> _SHORT PROBLEM_:
Where a line below holds the string "title", copy that line.

Dataset listings of figures:

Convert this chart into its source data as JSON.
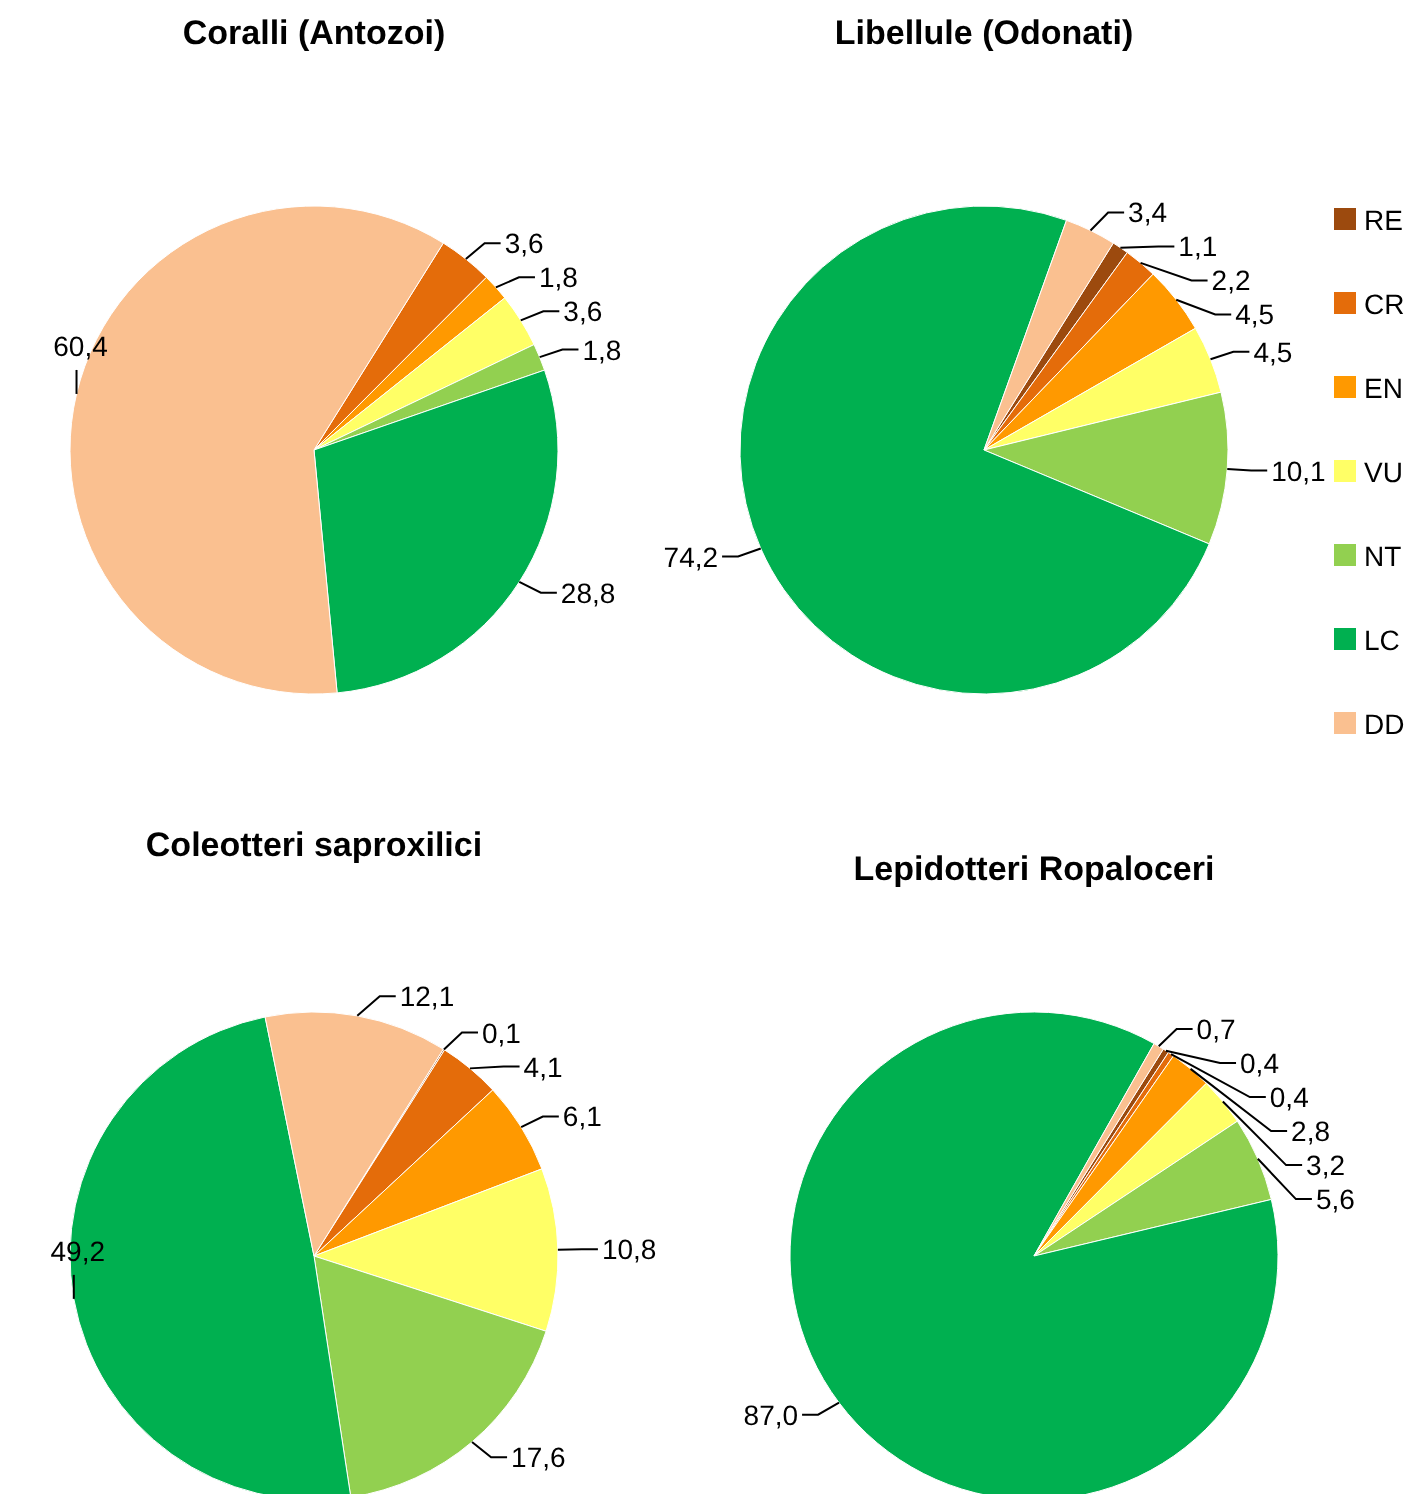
{
  "chart_data": [
    {
      "type": "pie",
      "title": "Coralli (Antozoi)",
      "values": [
        null,
        3.6,
        1.8,
        3.6,
        1.8,
        28.8,
        60.4
      ],
      "value_labels": [
        null,
        "3,6",
        "1,8",
        "3,6",
        "1,8",
        "28,8",
        "60,4"
      ],
      "colors": [
        "#9c4a0e",
        "#e46c0a",
        "#ff9900",
        "#ffff66",
        "#92d050",
        "#00b050",
        "#fac090"
      ]
    },
    {
      "type": "pie",
      "title": "Libellule (Odonati)",
      "categories": [
        "RE",
        "CR",
        "EN",
        "VU",
        "NT",
        "LC",
        "DD"
      ],
      "values": [
        1.1,
        2.2,
        4.5,
        4.5,
        10.1,
        74.2,
        3.4
      ],
      "value_labels": [
        "1,1",
        "2,2",
        "4,5",
        "4,5",
        "10,1",
        "74,2",
        "3,4"
      ],
      "colors": [
        "#9c4a0e",
        "#e46c0a",
        "#ff9900",
        "#ffff66",
        "#92d050",
        "#00b050",
        "#fac090"
      ],
      "legend": "right"
    },
    {
      "type": "pie",
      "title": "Coleotteri saproxilici",
      "values": [
        0.1,
        4.1,
        6.1,
        10.8,
        17.6,
        49.2,
        12.1
      ],
      "value_labels": [
        "0,1",
        "4,1",
        "6,1",
        "10,8",
        "17,6",
        "49,2",
        "12,1"
      ],
      "colors": [
        "#9c4a0e",
        "#e46c0a",
        "#ff9900",
        "#ffff66",
        "#92d050",
        "#00b050",
        "#fac090"
      ]
    },
    {
      "type": "pie",
      "title": "Lepidotteri Ropaloceri",
      "values": [
        0.4,
        0.4,
        2.8,
        3.2,
        5.6,
        87.0,
        0.7
      ],
      "value_labels": [
        "0,4",
        "0,4",
        "2,8",
        "3,2",
        "5,6",
        "87,0",
        "0,7"
      ],
      "colors": [
        "#9c4a0e",
        "#e46c0a",
        "#ff9900",
        "#ffff66",
        "#92d050",
        "#00b050",
        "#fac090"
      ]
    }
  ]
}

> _THE SOLUTION_:
      "title": "Coralli (Antozoi)",
      "title": "Libellule (Odonati)",
      "title": "Coleotteri saproxilici",
      "title": "Lepidotteri Ropaloceri",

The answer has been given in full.